**TASK STATEMENT**: Please copy every line of the records below word for word, leaving out the pictures.

**RAW DATA**:
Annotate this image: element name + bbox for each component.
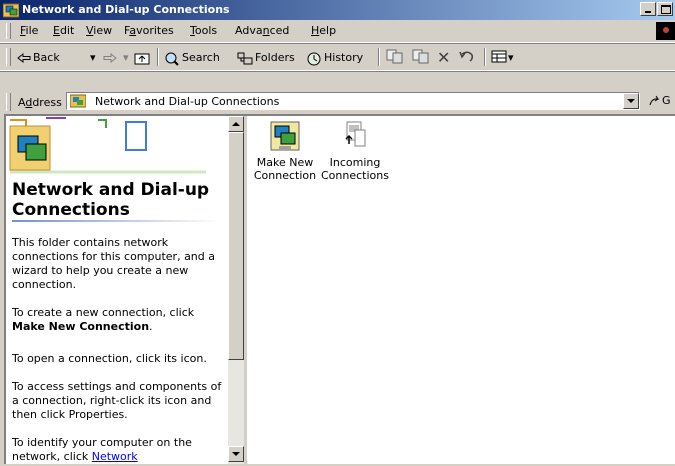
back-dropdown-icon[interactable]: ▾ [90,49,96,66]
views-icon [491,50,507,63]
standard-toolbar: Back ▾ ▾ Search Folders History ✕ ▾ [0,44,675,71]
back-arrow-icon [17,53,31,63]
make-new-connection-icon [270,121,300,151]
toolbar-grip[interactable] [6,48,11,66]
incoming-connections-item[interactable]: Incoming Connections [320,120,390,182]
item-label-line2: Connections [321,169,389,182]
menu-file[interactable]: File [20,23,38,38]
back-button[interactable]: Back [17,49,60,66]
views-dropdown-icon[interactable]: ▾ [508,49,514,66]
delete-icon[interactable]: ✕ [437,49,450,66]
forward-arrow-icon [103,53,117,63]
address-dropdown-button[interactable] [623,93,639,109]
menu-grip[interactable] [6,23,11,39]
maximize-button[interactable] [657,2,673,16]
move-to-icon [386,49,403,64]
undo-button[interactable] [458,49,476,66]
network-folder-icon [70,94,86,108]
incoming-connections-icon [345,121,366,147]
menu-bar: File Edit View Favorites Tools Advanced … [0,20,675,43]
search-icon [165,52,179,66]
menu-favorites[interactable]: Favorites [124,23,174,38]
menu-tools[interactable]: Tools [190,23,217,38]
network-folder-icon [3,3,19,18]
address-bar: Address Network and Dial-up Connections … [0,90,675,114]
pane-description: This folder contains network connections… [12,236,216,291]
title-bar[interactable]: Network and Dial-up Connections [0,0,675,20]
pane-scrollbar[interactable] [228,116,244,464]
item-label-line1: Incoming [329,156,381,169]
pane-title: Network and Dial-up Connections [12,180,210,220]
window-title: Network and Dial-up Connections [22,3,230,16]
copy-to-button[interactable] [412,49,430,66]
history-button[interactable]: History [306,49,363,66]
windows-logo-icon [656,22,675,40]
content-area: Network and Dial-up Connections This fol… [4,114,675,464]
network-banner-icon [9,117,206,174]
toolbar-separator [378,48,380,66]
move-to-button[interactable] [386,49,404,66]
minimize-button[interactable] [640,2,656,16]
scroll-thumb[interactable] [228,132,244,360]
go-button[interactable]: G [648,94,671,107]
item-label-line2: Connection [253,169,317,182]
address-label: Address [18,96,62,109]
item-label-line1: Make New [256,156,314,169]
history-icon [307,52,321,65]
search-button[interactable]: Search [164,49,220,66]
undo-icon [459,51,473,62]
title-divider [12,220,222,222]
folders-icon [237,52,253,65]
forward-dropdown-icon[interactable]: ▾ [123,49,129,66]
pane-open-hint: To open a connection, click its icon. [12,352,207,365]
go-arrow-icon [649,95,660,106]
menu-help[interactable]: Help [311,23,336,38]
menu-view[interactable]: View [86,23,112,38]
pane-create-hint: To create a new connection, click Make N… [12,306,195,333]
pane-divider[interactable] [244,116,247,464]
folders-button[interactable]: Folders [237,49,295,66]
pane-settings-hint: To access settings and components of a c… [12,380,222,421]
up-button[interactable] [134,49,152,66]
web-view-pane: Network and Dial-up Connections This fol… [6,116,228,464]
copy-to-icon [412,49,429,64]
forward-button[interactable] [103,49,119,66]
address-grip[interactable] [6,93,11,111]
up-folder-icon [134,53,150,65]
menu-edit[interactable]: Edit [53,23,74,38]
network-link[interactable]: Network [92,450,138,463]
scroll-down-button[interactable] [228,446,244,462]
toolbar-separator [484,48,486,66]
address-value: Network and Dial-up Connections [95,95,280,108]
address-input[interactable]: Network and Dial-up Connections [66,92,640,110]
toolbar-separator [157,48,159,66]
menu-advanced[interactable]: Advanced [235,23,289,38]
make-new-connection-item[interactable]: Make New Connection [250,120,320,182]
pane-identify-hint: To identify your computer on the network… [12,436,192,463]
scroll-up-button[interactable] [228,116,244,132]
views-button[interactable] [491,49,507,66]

**ANSWER TO THE PROBLEM**:
Annotate this image: element name + bbox for each component.
back-dropdown-icon[interactable]: ▾ [90,49,96,66]
views-icon [491,50,507,63]
standard-toolbar: Back ▾ ▾ Search Folders History ✕ ▾ [0,44,675,71]
back-arrow-icon [17,53,31,63]
make-new-connection-icon [270,121,300,151]
toolbar-grip[interactable] [6,48,11,66]
incoming-connections-item[interactable]: Incoming Connections [320,120,390,182]
item-label-line2: Connections [321,169,389,182]
menu-file[interactable]: File [20,23,38,38]
back-button[interactable]: Back [17,49,60,66]
views-dropdown-icon[interactable]: ▾ [508,49,514,66]
delete-icon[interactable]: ✕ [437,49,450,66]
forward-arrow-icon [103,53,117,63]
address-dropdown-button[interactable] [623,93,639,109]
menu-grip[interactable] [6,23,11,39]
maximize-button[interactable] [657,2,673,16]
move-to-icon [386,49,403,64]
undo-button[interactable] [458,49,476,66]
network-folder-icon [70,94,86,108]
incoming-connections-icon [345,121,366,147]
menu-bar: File Edit View Favorites Tools Advanced … [0,20,675,43]
search-icon [165,52,179,66]
menu-favorites[interactable]: Favorites [124,23,174,38]
menu-tools[interactable]: Tools [190,23,217,38]
network-folder-icon [3,3,19,18]
address-bar: Address Network and Dial-up Connections … [0,90,675,114]
pane-description: This folder contains network connections… [12,236,216,291]
title-bar[interactable]: Network and Dial-up Connections [0,0,675,20]
pane-scrollbar[interactable] [228,116,244,464]
item-label-line1: Incoming [329,156,381,169]
pane-title: Network and Dial-up Connections [12,180,210,220]
window-title: Network and Dial-up Connections [22,3,230,16]
copy-to-button[interactable] [412,49,430,66]
history-button[interactable]: History [306,49,363,66]
windows-logo-icon [656,22,675,40]
content-area: Network and Dial-up Connections This fol… [4,114,675,464]
network-banner-icon [9,117,206,174]
toolbar-separator [378,48,380,66]
move-to-button[interactable] [386,49,404,66]
minimize-button[interactable] [640,2,656,16]
scroll-thumb[interactable] [228,132,244,360]
go-button[interactable]: G [648,94,671,107]
item-label-line2: Connection [253,169,317,182]
address-label: Address [18,96,62,109]
item-label-line1: Make New [256,156,314,169]
history-icon [307,52,321,65]
search-button[interactable]: Search [164,49,220,66]
undo-icon [459,51,473,62]
title-divider [12,220,222,222]
folders-icon [237,52,253,65]
forward-dropdown-icon[interactable]: ▾ [123,49,129,66]
pane-open-hint: To open a connection, click its icon. [12,352,207,365]
go-arrow-icon [649,95,660,106]
menu-help[interactable]: Help [311,23,336,38]
menu-view[interactable]: View [86,23,112,38]
pane-create-hint: To create a new connection, click Make N… [12,306,195,333]
pane-divider[interactable] [244,116,247,464]
folders-button[interactable]: Folders [237,49,295,66]
pane-settings-hint: To access settings and components of a c… [12,380,222,421]
up-button[interactable] [134,49,152,66]
web-view-pane: Network and Dial-up Connections This fol… [6,116,228,464]
copy-to-icon [412,49,429,64]
forward-button[interactable] [103,49,119,66]
address-grip[interactable] [6,93,11,111]
up-folder-icon [134,53,150,65]
menu-edit[interactable]: Edit [53,23,74,38]
network-link[interactable]: Network [92,450,138,463]
scroll-down-button[interactable] [228,446,244,462]
toolbar-separator [484,48,486,66]
address-value: Network and Dial-up Connections [95,95,280,108]
address-input[interactable]: Network and Dial-up Connections [66,92,640,110]
toolbar-separator [157,48,159,66]
menu-advanced[interactable]: Advanced [235,23,289,38]
make-new-connection-item[interactable]: Make New Connection [250,120,320,182]
pane-identify-hint: To identify your computer on the network… [12,436,192,463]
scroll-up-button[interactable] [228,116,244,132]
views-button[interactable] [491,49,507,66]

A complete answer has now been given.